• Excerpted data:
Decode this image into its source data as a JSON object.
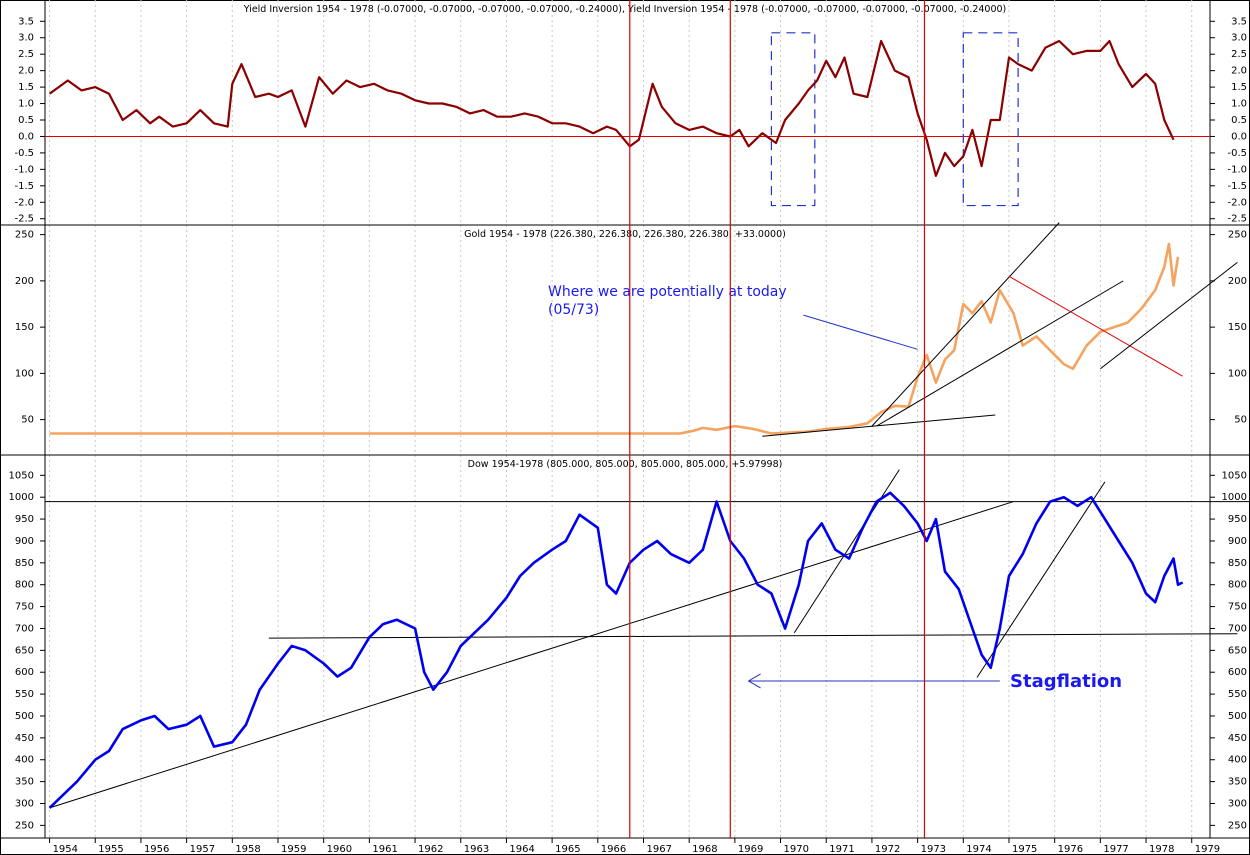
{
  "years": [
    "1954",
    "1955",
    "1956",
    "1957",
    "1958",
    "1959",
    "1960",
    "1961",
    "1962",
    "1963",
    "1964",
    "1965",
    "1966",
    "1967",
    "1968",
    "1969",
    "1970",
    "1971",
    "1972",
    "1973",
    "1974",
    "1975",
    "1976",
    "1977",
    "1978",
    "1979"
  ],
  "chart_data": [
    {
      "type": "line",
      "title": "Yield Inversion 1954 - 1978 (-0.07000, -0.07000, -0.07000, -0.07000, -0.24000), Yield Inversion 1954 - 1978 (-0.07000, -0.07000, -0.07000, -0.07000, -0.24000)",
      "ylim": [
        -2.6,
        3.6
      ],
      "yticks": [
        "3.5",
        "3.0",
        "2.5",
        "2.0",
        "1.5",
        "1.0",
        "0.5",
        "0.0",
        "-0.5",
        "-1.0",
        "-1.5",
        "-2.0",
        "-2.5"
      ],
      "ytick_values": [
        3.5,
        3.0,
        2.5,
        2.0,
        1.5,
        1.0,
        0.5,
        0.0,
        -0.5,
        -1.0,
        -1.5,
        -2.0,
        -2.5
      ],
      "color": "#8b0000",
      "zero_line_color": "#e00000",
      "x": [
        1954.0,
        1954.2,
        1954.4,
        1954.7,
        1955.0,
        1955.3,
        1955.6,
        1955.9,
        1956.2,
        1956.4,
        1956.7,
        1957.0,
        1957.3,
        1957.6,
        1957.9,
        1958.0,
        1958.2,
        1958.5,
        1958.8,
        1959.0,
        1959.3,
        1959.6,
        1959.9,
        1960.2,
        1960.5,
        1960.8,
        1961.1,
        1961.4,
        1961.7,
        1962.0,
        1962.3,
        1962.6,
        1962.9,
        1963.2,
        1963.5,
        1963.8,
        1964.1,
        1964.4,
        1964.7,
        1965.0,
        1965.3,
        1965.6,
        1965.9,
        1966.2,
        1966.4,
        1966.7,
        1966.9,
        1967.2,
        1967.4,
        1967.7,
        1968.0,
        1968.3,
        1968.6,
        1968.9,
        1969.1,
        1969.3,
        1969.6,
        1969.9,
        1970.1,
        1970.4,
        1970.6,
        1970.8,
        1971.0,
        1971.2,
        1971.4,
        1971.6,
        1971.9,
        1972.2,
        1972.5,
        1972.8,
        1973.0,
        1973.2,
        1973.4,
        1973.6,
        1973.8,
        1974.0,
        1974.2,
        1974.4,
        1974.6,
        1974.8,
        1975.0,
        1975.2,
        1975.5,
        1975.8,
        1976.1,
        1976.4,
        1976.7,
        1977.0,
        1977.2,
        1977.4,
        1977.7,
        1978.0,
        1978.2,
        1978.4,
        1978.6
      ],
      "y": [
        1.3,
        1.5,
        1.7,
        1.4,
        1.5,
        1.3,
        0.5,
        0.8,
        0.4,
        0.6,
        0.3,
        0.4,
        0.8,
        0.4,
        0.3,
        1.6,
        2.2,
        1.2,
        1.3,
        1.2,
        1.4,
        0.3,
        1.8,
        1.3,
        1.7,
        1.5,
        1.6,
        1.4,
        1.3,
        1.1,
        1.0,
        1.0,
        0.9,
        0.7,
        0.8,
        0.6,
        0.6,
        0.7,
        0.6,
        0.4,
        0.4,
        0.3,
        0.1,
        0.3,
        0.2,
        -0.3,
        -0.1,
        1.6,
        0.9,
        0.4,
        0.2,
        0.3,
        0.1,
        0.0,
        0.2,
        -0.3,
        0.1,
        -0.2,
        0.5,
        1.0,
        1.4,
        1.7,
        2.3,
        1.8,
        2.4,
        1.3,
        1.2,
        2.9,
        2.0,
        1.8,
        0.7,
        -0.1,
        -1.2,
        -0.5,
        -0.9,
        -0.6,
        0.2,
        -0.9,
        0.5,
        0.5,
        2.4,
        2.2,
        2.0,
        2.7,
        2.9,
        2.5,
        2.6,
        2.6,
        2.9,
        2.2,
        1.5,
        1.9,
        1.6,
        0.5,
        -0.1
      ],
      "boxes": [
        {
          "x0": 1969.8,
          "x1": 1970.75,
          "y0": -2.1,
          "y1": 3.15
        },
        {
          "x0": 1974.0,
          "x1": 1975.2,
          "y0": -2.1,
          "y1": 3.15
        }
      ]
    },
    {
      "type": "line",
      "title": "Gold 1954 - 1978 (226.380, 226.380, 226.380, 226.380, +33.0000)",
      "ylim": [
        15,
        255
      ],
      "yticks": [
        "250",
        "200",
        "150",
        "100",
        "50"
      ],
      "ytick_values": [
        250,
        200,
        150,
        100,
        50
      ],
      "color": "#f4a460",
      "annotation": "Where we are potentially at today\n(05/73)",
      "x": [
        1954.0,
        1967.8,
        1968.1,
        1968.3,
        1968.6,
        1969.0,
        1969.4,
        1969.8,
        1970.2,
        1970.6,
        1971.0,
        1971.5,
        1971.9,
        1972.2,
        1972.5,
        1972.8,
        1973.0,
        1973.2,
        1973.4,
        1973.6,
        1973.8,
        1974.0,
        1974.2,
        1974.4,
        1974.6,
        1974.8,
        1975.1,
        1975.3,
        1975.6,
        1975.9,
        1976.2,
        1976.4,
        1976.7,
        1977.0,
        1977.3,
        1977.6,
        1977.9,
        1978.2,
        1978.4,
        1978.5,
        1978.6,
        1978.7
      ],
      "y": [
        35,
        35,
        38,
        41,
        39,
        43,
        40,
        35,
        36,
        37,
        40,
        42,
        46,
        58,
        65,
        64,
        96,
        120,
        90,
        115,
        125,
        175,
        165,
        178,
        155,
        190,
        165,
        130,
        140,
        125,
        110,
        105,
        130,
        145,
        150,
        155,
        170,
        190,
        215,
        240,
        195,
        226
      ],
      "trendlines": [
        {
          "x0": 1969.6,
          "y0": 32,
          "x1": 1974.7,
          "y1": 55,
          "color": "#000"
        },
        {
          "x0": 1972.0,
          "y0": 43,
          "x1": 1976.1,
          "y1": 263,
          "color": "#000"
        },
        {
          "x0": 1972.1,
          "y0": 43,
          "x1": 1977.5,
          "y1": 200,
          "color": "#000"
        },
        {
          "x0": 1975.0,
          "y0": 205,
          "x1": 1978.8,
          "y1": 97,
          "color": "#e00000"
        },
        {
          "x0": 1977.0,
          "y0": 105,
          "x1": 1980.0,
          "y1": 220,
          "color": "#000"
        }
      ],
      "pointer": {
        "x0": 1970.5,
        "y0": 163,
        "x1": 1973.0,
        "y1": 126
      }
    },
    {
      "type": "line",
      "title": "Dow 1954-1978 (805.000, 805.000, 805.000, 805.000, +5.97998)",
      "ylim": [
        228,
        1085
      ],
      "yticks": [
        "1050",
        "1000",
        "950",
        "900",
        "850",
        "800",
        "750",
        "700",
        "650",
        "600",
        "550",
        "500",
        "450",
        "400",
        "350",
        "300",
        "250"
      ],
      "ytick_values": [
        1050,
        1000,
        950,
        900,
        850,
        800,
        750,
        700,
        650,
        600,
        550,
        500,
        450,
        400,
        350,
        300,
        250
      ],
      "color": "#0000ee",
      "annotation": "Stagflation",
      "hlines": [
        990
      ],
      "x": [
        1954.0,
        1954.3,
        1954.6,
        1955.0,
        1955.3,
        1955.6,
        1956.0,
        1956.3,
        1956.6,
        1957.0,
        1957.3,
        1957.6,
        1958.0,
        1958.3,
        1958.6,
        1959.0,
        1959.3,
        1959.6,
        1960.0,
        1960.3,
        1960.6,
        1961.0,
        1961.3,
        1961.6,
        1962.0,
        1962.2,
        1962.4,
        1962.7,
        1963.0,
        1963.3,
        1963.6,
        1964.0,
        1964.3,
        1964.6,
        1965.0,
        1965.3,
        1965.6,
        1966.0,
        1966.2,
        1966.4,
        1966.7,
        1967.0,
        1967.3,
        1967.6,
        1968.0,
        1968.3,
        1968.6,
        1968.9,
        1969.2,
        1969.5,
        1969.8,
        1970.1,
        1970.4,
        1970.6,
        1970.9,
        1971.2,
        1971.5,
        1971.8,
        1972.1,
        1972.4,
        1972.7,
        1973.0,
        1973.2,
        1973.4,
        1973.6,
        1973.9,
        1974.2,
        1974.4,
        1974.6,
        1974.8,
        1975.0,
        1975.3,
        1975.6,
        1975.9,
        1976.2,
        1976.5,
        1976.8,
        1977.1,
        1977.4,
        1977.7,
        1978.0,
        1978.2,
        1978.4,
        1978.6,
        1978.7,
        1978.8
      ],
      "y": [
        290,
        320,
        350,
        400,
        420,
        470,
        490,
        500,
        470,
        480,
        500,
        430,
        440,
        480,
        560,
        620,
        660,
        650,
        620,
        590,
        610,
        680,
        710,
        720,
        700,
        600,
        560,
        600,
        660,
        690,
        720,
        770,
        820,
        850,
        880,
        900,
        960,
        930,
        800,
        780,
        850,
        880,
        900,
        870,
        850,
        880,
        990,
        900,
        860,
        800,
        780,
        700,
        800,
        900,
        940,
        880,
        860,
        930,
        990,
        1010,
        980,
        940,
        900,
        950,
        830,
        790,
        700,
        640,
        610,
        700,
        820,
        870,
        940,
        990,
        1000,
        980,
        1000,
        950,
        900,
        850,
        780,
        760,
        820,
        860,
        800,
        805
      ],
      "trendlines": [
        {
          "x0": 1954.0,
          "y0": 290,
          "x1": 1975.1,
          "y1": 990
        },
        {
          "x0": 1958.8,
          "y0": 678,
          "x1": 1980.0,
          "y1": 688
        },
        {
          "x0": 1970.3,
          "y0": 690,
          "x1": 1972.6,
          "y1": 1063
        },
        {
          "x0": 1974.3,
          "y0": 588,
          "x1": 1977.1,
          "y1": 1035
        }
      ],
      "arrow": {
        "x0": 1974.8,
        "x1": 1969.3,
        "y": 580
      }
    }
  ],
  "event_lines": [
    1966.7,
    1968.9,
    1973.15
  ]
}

• Directions:
Look through the data and gather every line with the string "annotation" in it.

• Output of the task:
      "annotation": "Where we are potentially at today\n(05/73)",
      "annotation": "Stagflation",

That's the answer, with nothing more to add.